:: LISTED ENTRIES
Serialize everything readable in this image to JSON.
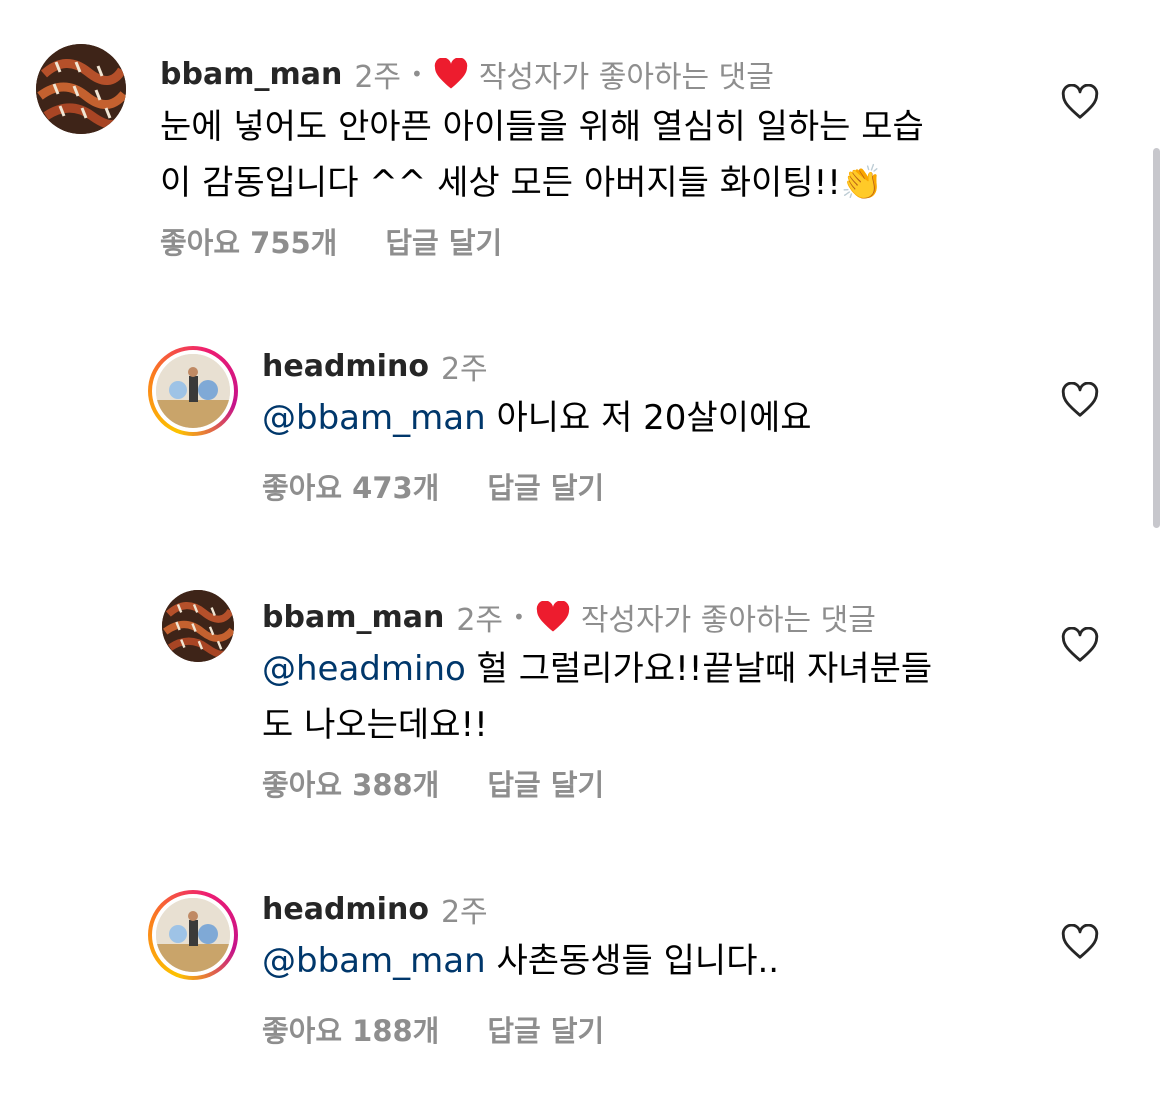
{
  "comments": [
    {
      "username": "bbam_man",
      "time": "2주",
      "separator": "•",
      "author_liked_text": "작성자가 좋아하는 댓글",
      "mention": "",
      "text_line1": "눈에 넣어도 안아픈 아이들을 위해 열심히 일하는 모습",
      "text_line2": "이 감동입니다 ^^ 세상 모든 아버지들 화이팅!!",
      "emoji": "👏",
      "likes": "좋아요 755개",
      "reply": "답글 달기"
    },
    {
      "username": "headmino",
      "time": "2주",
      "mention": "@bbam_man",
      "text": "아니요 저 20살이에요",
      "likes": "좋아요 473개",
      "reply": "답글 달기"
    },
    {
      "username": "bbam_man",
      "time": "2주",
      "separator": "•",
      "author_liked_text": "작성자가 좋아하는 댓글",
      "mention": "@headmino",
      "text_line1": "헐 그럴리가요!!끝날때 자녀분들",
      "text_line2": "도 나오는데요!!",
      "likes": "좋아요 388개",
      "reply": "답글 달기"
    },
    {
      "username": "headmino",
      "time": "2주",
      "mention": "@bbam_man",
      "text": "사촌동생들 입니다..",
      "likes": "좋아요 188개",
      "reply": "답글 달기"
    }
  ],
  "colors": {
    "like_red": "#ed4956",
    "mention_blue": "#00376b",
    "meta_gray": "#8e8e8e"
  },
  "icons": [
    "heart-icon",
    "heart-outline-icon"
  ]
}
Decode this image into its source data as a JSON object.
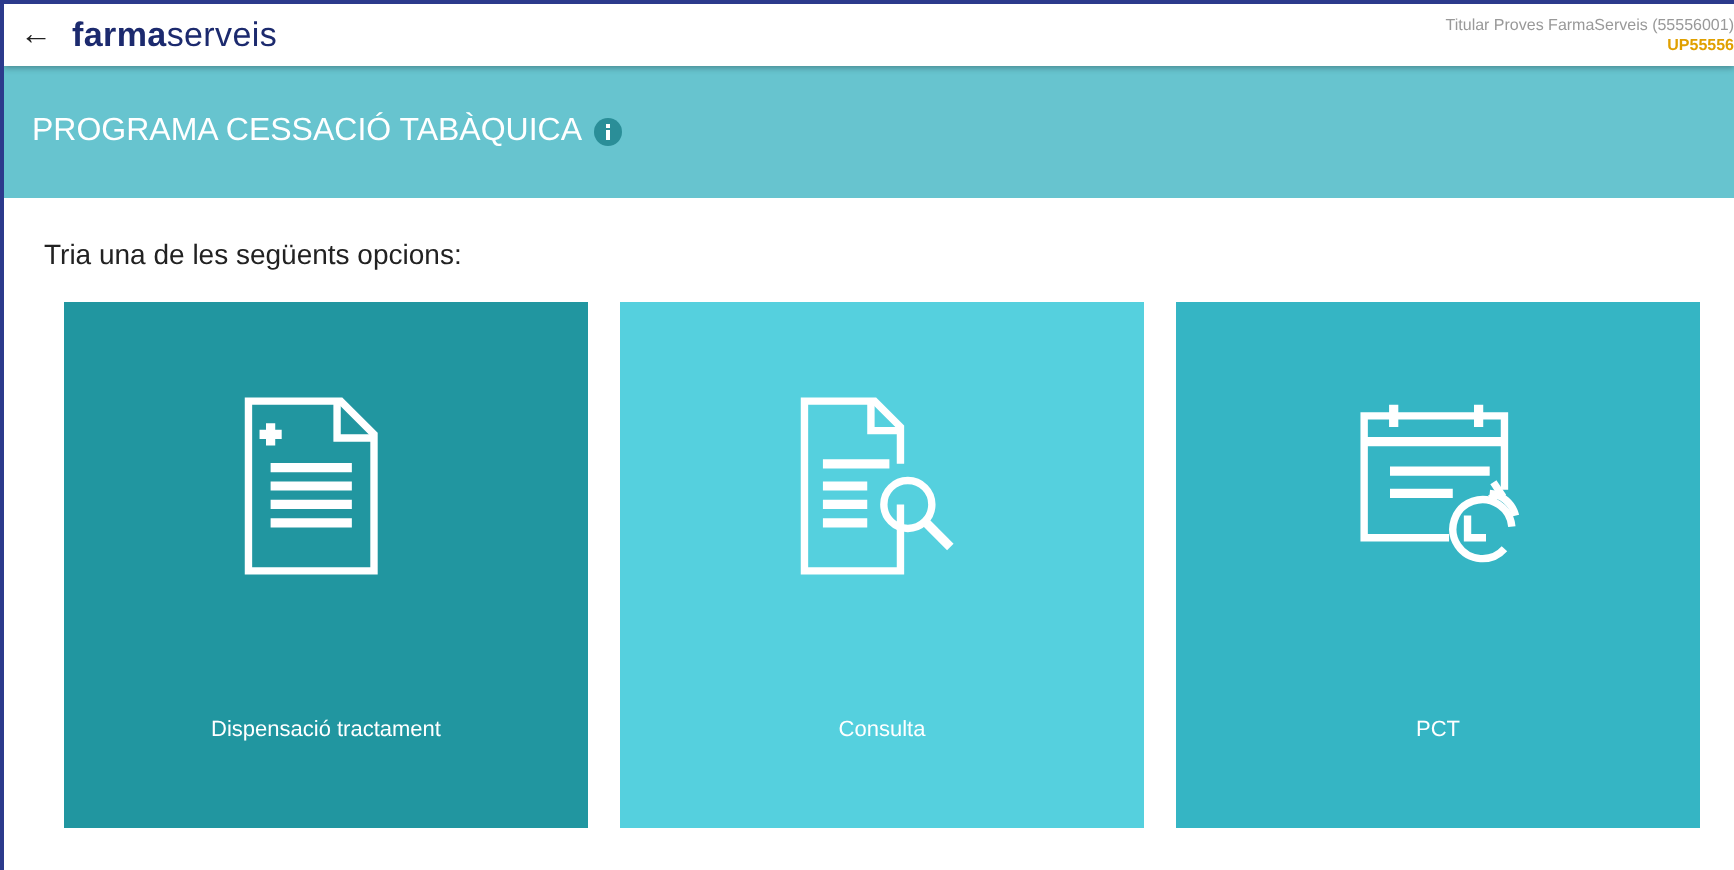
{
  "header": {
    "back": "←",
    "logo": "**farma**serveis",
    "user": "Titular Proves FarmaServeis (55556001)",
    "code": "UP55556"
  },
  "banner": {
    "title": "PROGRAMA CESSACIÓ TABÀQUICA"
  },
  "prompt": "Tria una de les següents opcions:",
  "options": [
    {
      "label": "Dispensació tractament",
      "kind": "document-plus",
      "color": "#2196a0"
    },
    {
      "label": "Consulta",
      "kind": "document-search",
      "color": "#55d0de"
    },
    {
      "label": "PCT",
      "kind": "calendar-clock",
      "color": "#35b5c4"
    }
  ]
}
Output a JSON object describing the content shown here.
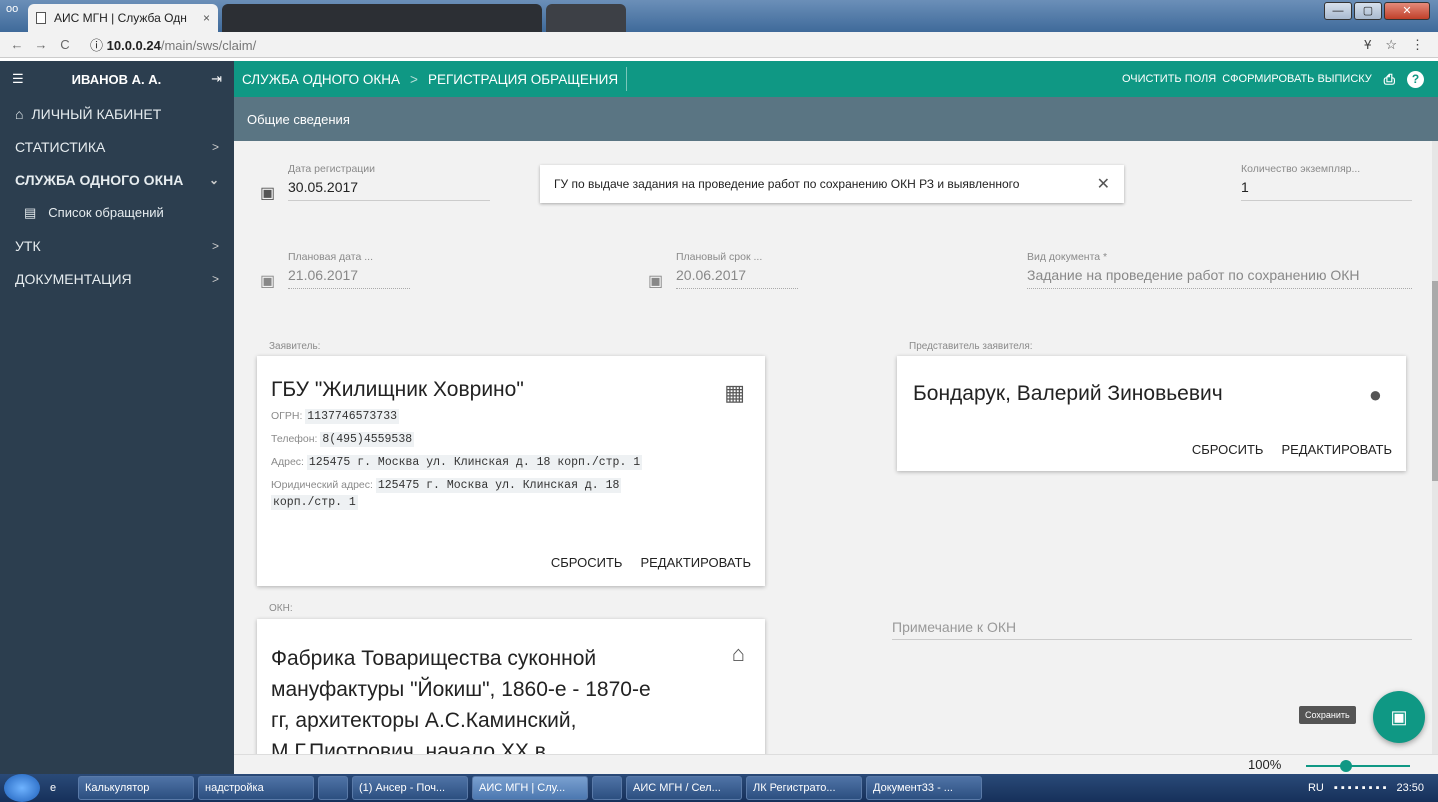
::::
> [WHAT YOU NEED TO DO]: Pictures in the records above should not be copied. Repeat everything else exactly.

> [FULL SOLUTION]:
Serialize everything readable in this image to JSON.
{
  "comments": [
    {
      "username": "bbam_man",
      "time": "2주",
      "separator": "•",
      "author_liked_text": "작성자가 좋아하는 댓글",
      "mention": "",
      "text_line1": "눈에 넣어도 안아픈 아이들을 위해 열심히 일하는 모습",
      "text_line2": "이 감동입니다 ^^ 세상 모든 아버지들 화이팅!!",
      "emoji": "👏",
      "likes": "좋아요 755개",
      "reply": "답글 달기"
    },
    {
      "username": "headmino",
      "time": "2주",
      "mention": "@bbam_man",
      "text": "아니요 저 20살이에요",
      "likes": "좋아요 473개",
      "reply": "답글 달기"
    },
    {
      "username": "bbam_man",
      "time": "2주",
      "separator": "•",
      "author_liked_text": "작성자가 좋아하는 댓글",
      "mention": "@headmino",
      "text_line1": "헐 그럴리가요!!끝날때 자녀분들",
      "text_line2": "도 나오는데요!!",
      "likes": "좋아요 388개",
      "reply": "답글 달기"
    },
    {
      "username": "headmino",
      "time": "2주",
      "mention": "@bbam_man",
      "text": "사촌동생들 입니다..",
      "likes": "좋아요 188개",
      "reply": "답글 달기"
    }
  ],
  "colors": {
    "like_red": "#ed4956",
    "mention_blue": "#00376b",
    "meta_gray": "#8e8e8e"
  },
  "icons": [
    "heart-icon",
    "heart-outline-icon"
  ]
}
Decode this image into its source data as a JSON object.
{
  "header": {
    "back": "←",
    "logo": "**farma**serveis",
    "user": "Titular Proves FarmaServeis (55556001)",
    "code": "UP55556"
  },
  "banner": {
    "title": "PROGRAMA CESSACIÓ TABÀQUICA"
  },
  "prompt": "Tria una de les següents opcions:",
  "options": [
    {
      "label": "Dispensació tractament",
      "kind": "document-plus",
      "color": "#2196a0"
    },
    {
      "label": "Consulta",
      "kind": "document-search",
      "color": "#55d0de"
    },
    {
      "label": "PCT",
      "kind": "calendar-clock",
      "color": "#35b5c4"
    }
  ]
}
Output a JSON object describing the content shown here.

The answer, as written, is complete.